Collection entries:
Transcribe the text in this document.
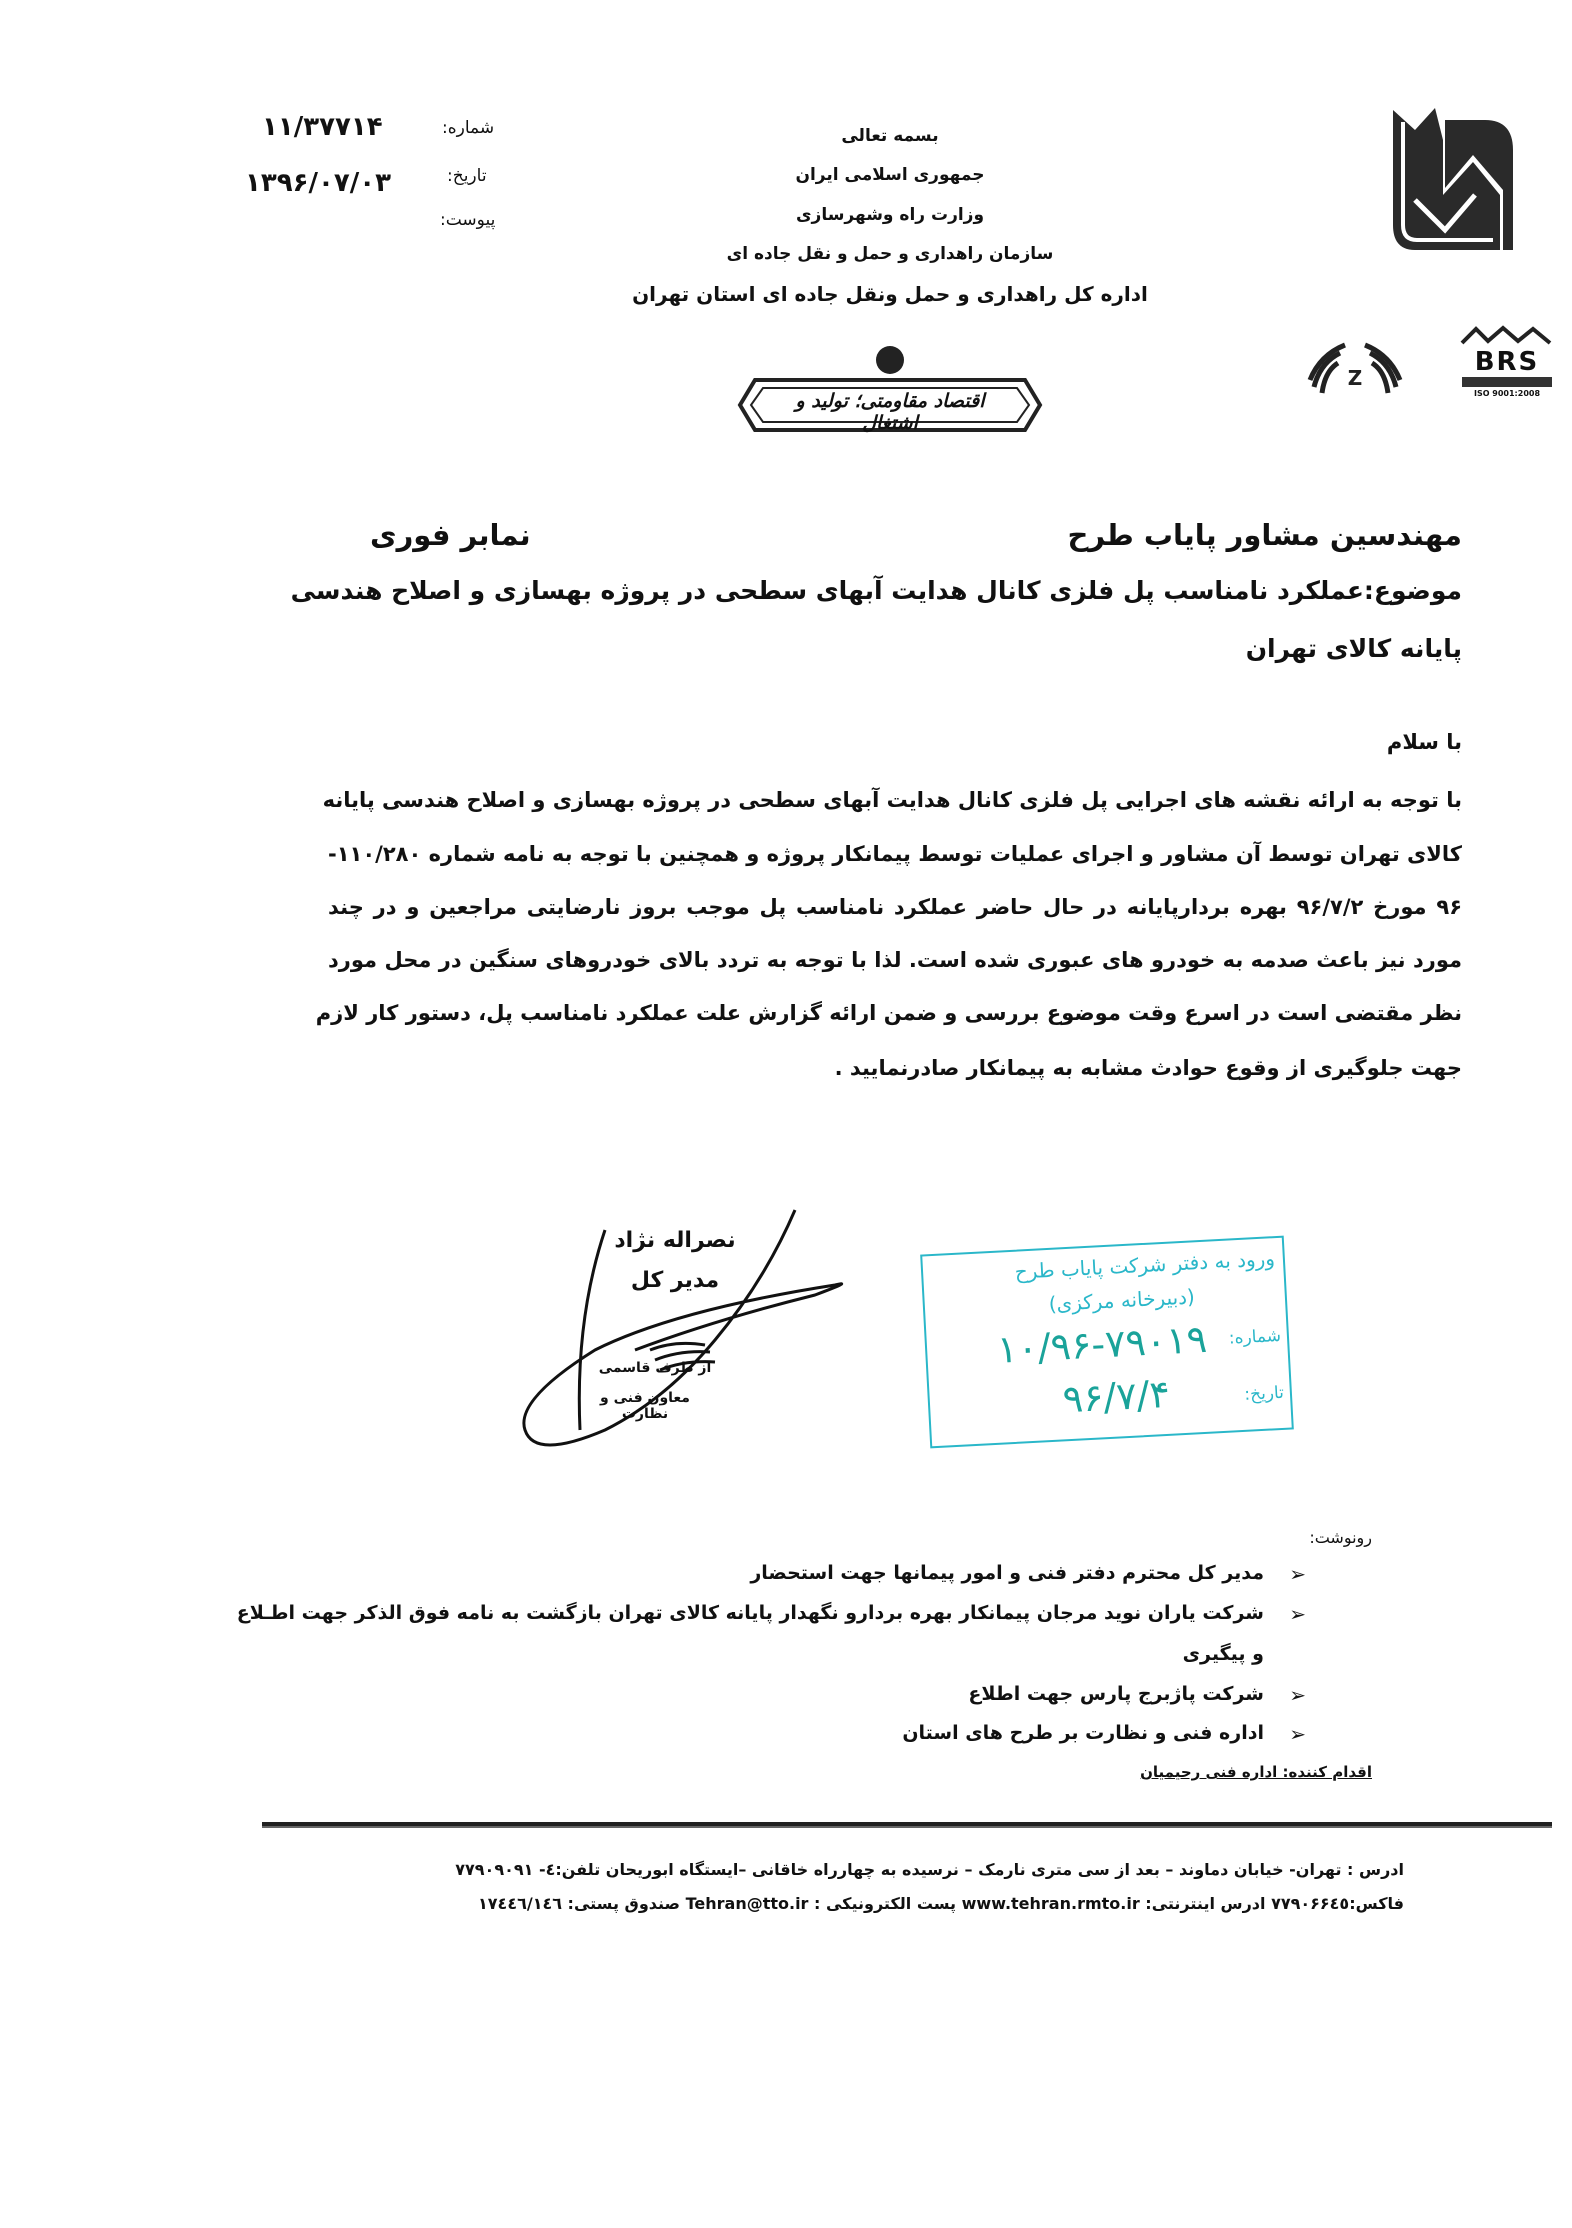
Z
BRS
ISO 9001:2008
بسمه تعالی
جمهوری اسلامی ایران
وزارت راه وشهرسازی
سازمان راهداری و حمل و نقل جاده ای
اداره کل راهداری و حمل ونقل جاده ای استان تهران
اقتصاد مقاومتی؛ تولید و اشتغال
شماره:
۱۱/۳۷۷۱۴
تاریخ:
۱۳۹۶/۰۷/۰۳
پیوست:
مهندسین مشاور پایاب طرح
نمابر فوری
موضوع:عملکرد نامناسب پل فلزی کانال هدایت آبهای سطحی در پروژه بهسازی و اصلاح هندسی
پایانه کالای تهران
با سلام
با توجه به ارائه نقشه های اجرایی پل فلزی کانال هدایت آبهای سطحی در پروژه بهسازی و اصلاح هندسی پایانه
کالای تهران توسط آن مشاور و اجرای عملیات توسط پیمانکار پروژه و همچنین با توجه به نامه شماره ۱۱۰/۲۸۰-
۹۶ مورخ ۹۶/۷/۲ بهره بردارپایانه در حال حاضر عملکرد نامناسب پل موجب بروز نارضایتی مراجعین و در چند
مورد نیز باعث صدمه به خودرو های عبوری شده است. لذا با توجه به تردد بالای خودروهای سنگین در محل مورد
نظر مقتضی است در اسرع وقت موضوع بررسی و ضمن ارائه گزارش علت عملکرد نامناسب پل، دستور کار لازم
جهت جلوگیری از وقوع حوادث مشابه به پیمانکار صادرنمایید .
نصراله نژاد
مدیر کل
از طرف قاسمی
معاون فنی و نظارت
ورود به دفتر شرکت پایاب طرح
(دبیرخانه مرکزی)
شماره:
۱۰/۹۶-۷۹۰۱۹
تاریخ:
۹۶/۷/۴
رونوشت:
➢
مدیر کل محترم دفتر فنی و امور پیمانها جهت استحضار
➢
شرکت یاران نوید مرجان پیمانکار بهره بردارو نگهدار پایانه کالای تهران بازگشت به نامه فوق الذکر جهت اطـلاع
و پیگیری
➢
شرکت پاژبرج پارس جهت اطلاع
➢
اداره فنی و نظارت بر طرح های استان
اقدام کننده: اداره فنی رحیمیان
ادرس : تهران- خیابان دماوند – بعد از سی متری نارمک – نرسیده به چهارراه خاقانی –ایستگاه ابوریحان تلفن:٤- ۷۷۹۰۹۰۹۱
فاکس:۷۷۹۰۶۶٤٥ ادرس اینترنتی: www.tehran.rmto.ir پست الکترونیکی : Tehran@tto.ir صندوق پستی: ۱۷٤٤٦/۱٤٦
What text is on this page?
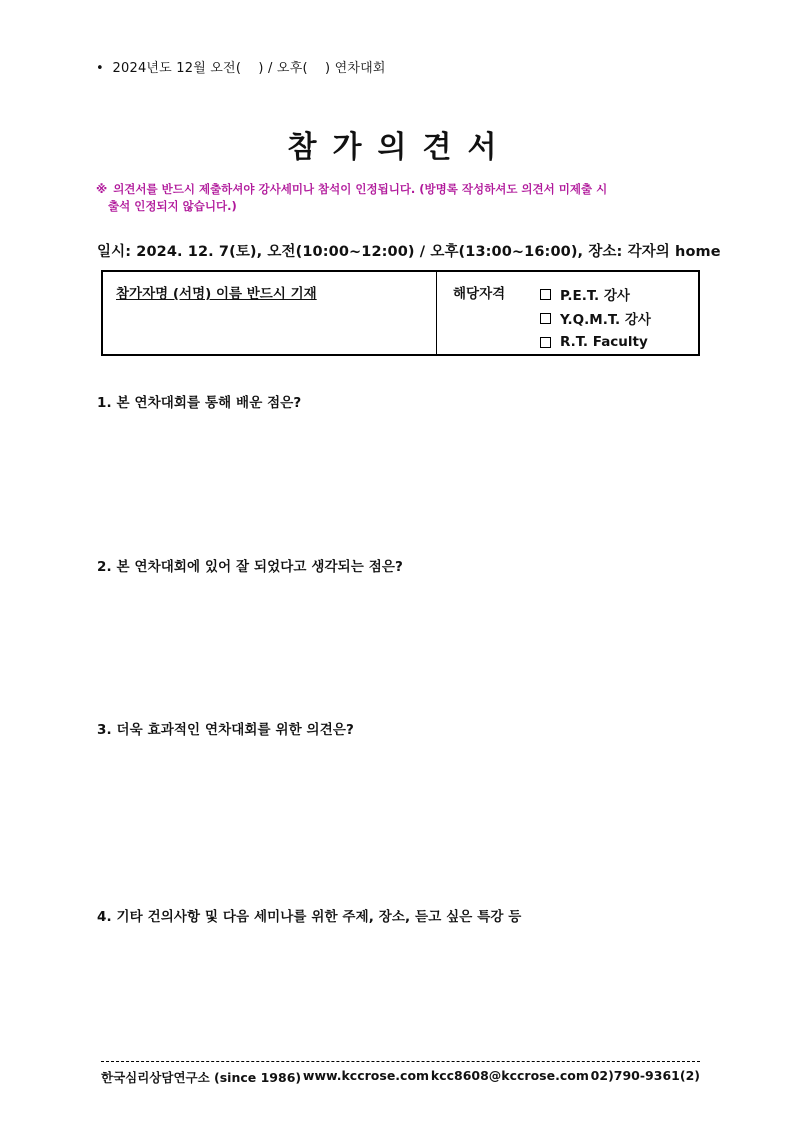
•  2024년도 12월 오전(    ) / 오후(    ) 연차대회
참가의견서
※ 의견서를 반드시 제출하셔야 강사세미나 참석이 인정됩니다. (방명록 작성하셔도 의견서 미제출 시
출석 인정되지 않습니다.)
일시: 2024. 12. 7(토), 오전(10:00~12:00) / 오후(13:00~16:00), 장소: 각자의 home
참가자명 (서명) 이름 반드시 기재	해당자격	P.E.T. 강사
Y.Q.M.T. 강사
R.T. Faculty
1. 본 연차대회를 통해 배운 점은?
2. 본 연차대회에 있어 잘 되었다고 생각되는 점은?
3. 더욱 효과적인 연차대회를 위한 의견은?
4. 기타 건의사항 및 다음 세미나를 위한 주제, 장소, 듣고 싶은 특강 등
한국심리상담연구소 (since 1986) www.kccrose.com kcc8608@kccrose.com 02)790-9361(2)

- Written request:
Search the data for "연차대회를". Copy every matching line.

- Exercise solution:
1. 본 연차대회를 통해 배운 점은?
3. 더욱 효과적인 연차대회를 위한 의견은?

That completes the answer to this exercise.